● **Brief**: Note each line that includes the word "Ecuadorians". Copy those lines.

# START OF Records to use

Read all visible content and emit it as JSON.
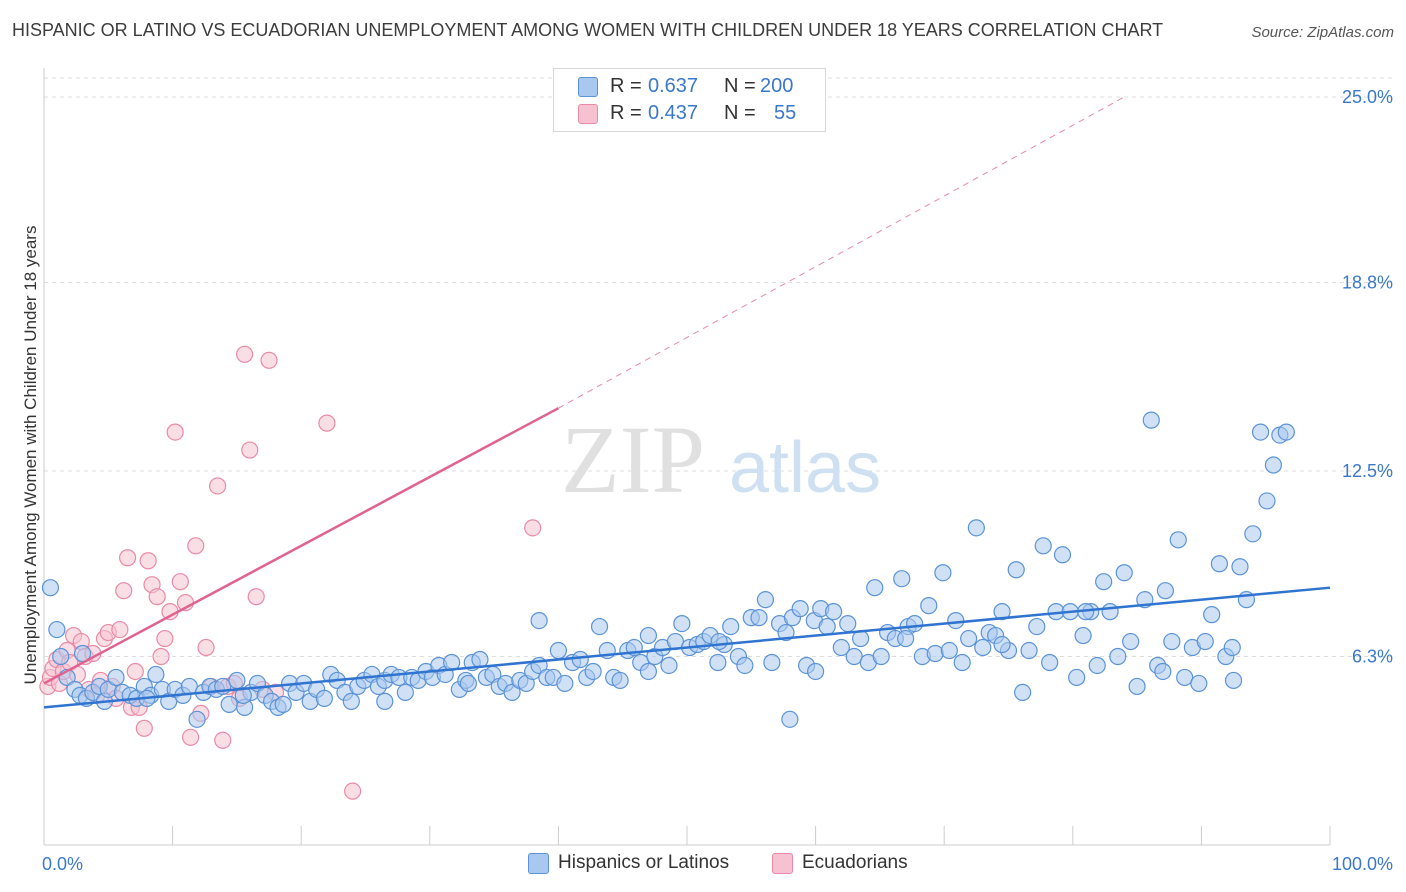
{
  "header": {
    "title": "HISPANIC OR LATINO VS ECUADORIAN UNEMPLOYMENT AMONG WOMEN WITH CHILDREN UNDER 18 YEARS CORRELATION CHART",
    "source": "Source: ZipAtlas.com"
  },
  "watermark": {
    "zip": "ZIP",
    "atlas": "atlas"
  },
  "legend": {
    "rows": [
      {
        "r_label": "R =",
        "r_value": "0.637",
        "n_label": "N =",
        "n_value": "200"
      },
      {
        "r_label": "R =",
        "r_value": "0.437",
        "n_label": "N =",
        "n_value": "55"
      }
    ]
  },
  "bottom_legend": {
    "items": [
      {
        "label": "Hispanics or Latinos"
      },
      {
        "label": "Ecuadorians"
      }
    ]
  },
  "colors": {
    "blue_fill": "#a9c8ef",
    "blue_stroke": "#5b93d6",
    "blue_line": "#2f74d0",
    "pink_fill": "#f6c2d1",
    "pink_stroke": "#e98aa7",
    "pink_line": "#e0628e",
    "grid": "#dddddd",
    "tick_text": "#3a78c9"
  },
  "chart_data": {
    "type": "scatter",
    "title": "HISPANIC OR LATINO VS ECUADORIAN UNEMPLOYMENT AMONG WOMEN WITH CHILDREN UNDER 18 YEARS CORRELATION CHART",
    "xlabel": "",
    "ylabel": "Unemployment Among Women with Children Under 18 years",
    "xlim": [
      0,
      100
    ],
    "ylim": [
      0,
      25.0
    ],
    "x_tick_labels": [
      "0.0%",
      "100.0%"
    ],
    "y_ticks": [
      6.3,
      12.5,
      18.8,
      25.0
    ],
    "y_tick_labels": [
      "6.3%",
      "12.5%",
      "18.8%",
      "25.0%"
    ],
    "grid": "horizontal-dashed",
    "legend_position": "top-center",
    "series": [
      {
        "name": "Hispanics or Latinos",
        "color": "#a9c8ef",
        "trend": {
          "x": [
            0,
            100
          ],
          "y": [
            4.6,
            8.6
          ],
          "style": "solid"
        },
        "points": [
          [
            0.5,
            8.6
          ],
          [
            1.0,
            7.2
          ],
          [
            1.3,
            6.3
          ],
          [
            1.8,
            5.6
          ],
          [
            2.4,
            5.2
          ],
          [
            2.8,
            5.0
          ],
          [
            3.3,
            4.9
          ],
          [
            3.8,
            5.1
          ],
          [
            4.3,
            5.3
          ],
          [
            4.7,
            4.8
          ],
          [
            5.0,
            5.2
          ],
          [
            5.6,
            5.6
          ],
          [
            6.1,
            5.1
          ],
          [
            6.7,
            5.0
          ],
          [
            7.2,
            4.9
          ],
          [
            7.8,
            5.3
          ],
          [
            8.3,
            5.0
          ],
          [
            8.7,
            5.7
          ],
          [
            9.2,
            5.2
          ],
          [
            9.7,
            4.8
          ],
          [
            10.2,
            5.2
          ],
          [
            10.8,
            5.0
          ],
          [
            11.3,
            5.3
          ],
          [
            11.9,
            4.2
          ],
          [
            12.4,
            5.1
          ],
          [
            12.9,
            5.3
          ],
          [
            13.4,
            5.2
          ],
          [
            13.9,
            5.3
          ],
          [
            14.4,
            4.7
          ],
          [
            15.0,
            5.5
          ],
          [
            15.6,
            4.6
          ],
          [
            16.1,
            5.1
          ],
          [
            16.6,
            5.4
          ],
          [
            17.2,
            5.0
          ],
          [
            17.7,
            4.8
          ],
          [
            18.2,
            4.6
          ],
          [
            18.6,
            4.7
          ],
          [
            19.1,
            5.4
          ],
          [
            19.6,
            5.1
          ],
          [
            20.2,
            5.4
          ],
          [
            20.7,
            4.8
          ],
          [
            21.2,
            5.2
          ],
          [
            21.8,
            4.9
          ],
          [
            22.3,
            5.7
          ],
          [
            22.8,
            5.5
          ],
          [
            23.4,
            5.1
          ],
          [
            23.9,
            4.8
          ],
          [
            24.4,
            5.3
          ],
          [
            24.9,
            5.5
          ],
          [
            25.5,
            5.7
          ],
          [
            26.0,
            5.3
          ],
          [
            26.5,
            5.5
          ],
          [
            27.0,
            5.7
          ],
          [
            27.6,
            5.6
          ],
          [
            28.1,
            5.1
          ],
          [
            28.6,
            5.6
          ],
          [
            29.1,
            5.5
          ],
          [
            29.7,
            5.8
          ],
          [
            30.2,
            5.6
          ],
          [
            30.7,
            6.0
          ],
          [
            31.2,
            5.7
          ],
          [
            31.7,
            6.1
          ],
          [
            32.3,
            5.2
          ],
          [
            32.8,
            5.5
          ],
          [
            33.3,
            6.1
          ],
          [
            33.9,
            6.2
          ],
          [
            34.4,
            5.6
          ],
          [
            34.9,
            5.7
          ],
          [
            35.4,
            5.3
          ],
          [
            35.9,
            5.4
          ],
          [
            36.4,
            5.1
          ],
          [
            37.0,
            5.5
          ],
          [
            37.5,
            5.4
          ],
          [
            38.0,
            5.8
          ],
          [
            38.5,
            6.0
          ],
          [
            39.1,
            5.6
          ],
          [
            39.6,
            5.6
          ],
          [
            40.0,
            6.5
          ],
          [
            40.5,
            5.4
          ],
          [
            41.1,
            6.1
          ],
          [
            41.7,
            6.2
          ],
          [
            42.2,
            5.6
          ],
          [
            42.7,
            5.8
          ],
          [
            43.2,
            7.3
          ],
          [
            43.8,
            6.5
          ],
          [
            44.3,
            5.6
          ],
          [
            44.8,
            5.5
          ],
          [
            45.4,
            6.5
          ],
          [
            45.9,
            6.6
          ],
          [
            46.4,
            6.1
          ],
          [
            47.0,
            5.8
          ],
          [
            47.5,
            6.3
          ],
          [
            48.1,
            6.6
          ],
          [
            48.6,
            6.0
          ],
          [
            49.1,
            6.8
          ],
          [
            49.6,
            7.4
          ],
          [
            50.2,
            6.6
          ],
          [
            50.8,
            6.7
          ],
          [
            51.3,
            6.8
          ],
          [
            51.8,
            7.0
          ],
          [
            52.4,
            6.1
          ],
          [
            52.9,
            6.7
          ],
          [
            53.4,
            7.3
          ],
          [
            54.0,
            6.3
          ],
          [
            54.5,
            6.0
          ],
          [
            55.0,
            7.6
          ],
          [
            55.6,
            7.6
          ],
          [
            56.1,
            8.2
          ],
          [
            56.6,
            6.1
          ],
          [
            57.2,
            7.4
          ],
          [
            57.7,
            7.1
          ],
          [
            58.2,
            7.6
          ],
          [
            58.8,
            7.9
          ],
          [
            59.3,
            6.0
          ],
          [
            59.9,
            7.5
          ],
          [
            60.4,
            7.9
          ],
          [
            60.9,
            7.3
          ],
          [
            61.4,
            7.8
          ],
          [
            62.0,
            6.6
          ],
          [
            62.5,
            7.4
          ],
          [
            63.0,
            6.3
          ],
          [
            63.5,
            6.9
          ],
          [
            64.1,
            6.1
          ],
          [
            64.6,
            8.6
          ],
          [
            65.1,
            6.3
          ],
          [
            65.6,
            7.1
          ],
          [
            66.2,
            6.9
          ],
          [
            66.7,
            8.9
          ],
          [
            67.2,
            7.3
          ],
          [
            67.7,
            7.4
          ],
          [
            68.3,
            6.3
          ],
          [
            68.8,
            8.0
          ],
          [
            69.3,
            6.4
          ],
          [
            69.9,
            9.1
          ],
          [
            70.4,
            6.5
          ],
          [
            70.9,
            7.5
          ],
          [
            71.4,
            6.1
          ],
          [
            71.9,
            6.9
          ],
          [
            72.5,
            10.6
          ],
          [
            73.0,
            6.6
          ],
          [
            73.5,
            7.1
          ],
          [
            74.0,
            7.0
          ],
          [
            74.5,
            7.8
          ],
          [
            75.0,
            6.5
          ],
          [
            75.6,
            9.2
          ],
          [
            76.1,
            5.1
          ],
          [
            76.6,
            6.5
          ],
          [
            77.2,
            7.3
          ],
          [
            77.7,
            10.0
          ],
          [
            78.2,
            6.1
          ],
          [
            78.7,
            7.8
          ],
          [
            79.2,
            9.7
          ],
          [
            79.8,
            7.8
          ],
          [
            80.3,
            5.6
          ],
          [
            80.8,
            7.0
          ],
          [
            81.4,
            7.8
          ],
          [
            81.9,
            6.0
          ],
          [
            82.4,
            8.8
          ],
          [
            82.9,
            7.8
          ],
          [
            83.5,
            6.3
          ],
          [
            84.0,
            9.1
          ],
          [
            84.5,
            6.8
          ],
          [
            85.0,
            5.3
          ],
          [
            85.6,
            8.2
          ],
          [
            86.1,
            14.2
          ],
          [
            86.6,
            6.0
          ],
          [
            87.2,
            8.5
          ],
          [
            87.7,
            6.8
          ],
          [
            88.2,
            10.2
          ],
          [
            88.7,
            5.6
          ],
          [
            89.3,
            6.6
          ],
          [
            89.8,
            5.4
          ],
          [
            90.3,
            6.8
          ],
          [
            90.8,
            7.7
          ],
          [
            91.4,
            9.4
          ],
          [
            91.9,
            6.3
          ],
          [
            92.4,
            6.6
          ],
          [
            93.0,
            9.3
          ],
          [
            93.5,
            8.2
          ],
          [
            94.0,
            10.4
          ],
          [
            94.6,
            13.8
          ],
          [
            95.1,
            11.5
          ],
          [
            95.6,
            12.7
          ],
          [
            96.1,
            13.7
          ],
          [
            96.6,
            13.8
          ],
          [
            3.0,
            6.4
          ],
          [
            8.0,
            4.9
          ],
          [
            15.5,
            5.0
          ],
          [
            26.5,
            4.8
          ],
          [
            33.0,
            5.4
          ],
          [
            38.5,
            7.5
          ],
          [
            47.0,
            7.0
          ],
          [
            52.5,
            6.8
          ],
          [
            60.0,
            5.8
          ],
          [
            67.0,
            6.9
          ],
          [
            74.5,
            6.7
          ],
          [
            81.0,
            7.8
          ],
          [
            87.0,
            5.8
          ],
          [
            92.5,
            5.5
          ],
          [
            58.0,
            4.2
          ]
        ]
      },
      {
        "name": "Ecuadorians",
        "color": "#f6c2d1",
        "trend": {
          "x": [
            0,
            40
          ],
          "y": [
            5.4,
            14.6
          ],
          "style": "solid",
          "extension": {
            "x": [
              40,
              84
            ],
            "y": [
              14.6,
              25.0
            ],
            "style": "dashed"
          }
        },
        "points": [
          [
            0.3,
            5.3
          ],
          [
            0.5,
            5.6
          ],
          [
            0.7,
            5.9
          ],
          [
            1.0,
            6.2
          ],
          [
            1.2,
            5.4
          ],
          [
            1.5,
            5.8
          ],
          [
            1.8,
            6.5
          ],
          [
            2.0,
            6.1
          ],
          [
            2.3,
            7.0
          ],
          [
            2.6,
            5.7
          ],
          [
            2.9,
            6.8
          ],
          [
            3.2,
            6.3
          ],
          [
            3.5,
            5.2
          ],
          [
            3.8,
            6.4
          ],
          [
            4.1,
            5.0
          ],
          [
            4.4,
            5.5
          ],
          [
            4.7,
            6.9
          ],
          [
            5.0,
            7.1
          ],
          [
            5.3,
            5.3
          ],
          [
            5.6,
            4.9
          ],
          [
            5.9,
            7.2
          ],
          [
            6.2,
            8.5
          ],
          [
            6.5,
            9.6
          ],
          [
            6.8,
            4.6
          ],
          [
            7.1,
            5.8
          ],
          [
            7.4,
            4.6
          ],
          [
            7.8,
            3.9
          ],
          [
            8.1,
            9.5
          ],
          [
            8.4,
            8.7
          ],
          [
            8.8,
            8.3
          ],
          [
            9.1,
            6.3
          ],
          [
            9.4,
            6.9
          ],
          [
            9.8,
            7.8
          ],
          [
            10.2,
            13.8
          ],
          [
            10.6,
            8.8
          ],
          [
            11.0,
            8.1
          ],
          [
            11.4,
            3.6
          ],
          [
            11.8,
            10.0
          ],
          [
            12.2,
            4.4
          ],
          [
            12.6,
            6.6
          ],
          [
            13.0,
            5.3
          ],
          [
            13.5,
            12.0
          ],
          [
            13.9,
            3.5
          ],
          [
            14.3,
            5.3
          ],
          [
            14.8,
            5.4
          ],
          [
            15.2,
            4.9
          ],
          [
            15.6,
            16.4
          ],
          [
            16.0,
            13.2
          ],
          [
            16.5,
            8.3
          ],
          [
            17.0,
            5.2
          ],
          [
            17.5,
            16.2
          ],
          [
            18.0,
            5.1
          ],
          [
            22.0,
            14.1
          ],
          [
            24.0,
            1.8
          ],
          [
            38.0,
            10.6
          ]
        ]
      }
    ]
  }
}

# END OF Records to use

● **Correct answer**:
        "label": "Ecuadorians"
        "name": "Ecuadorians",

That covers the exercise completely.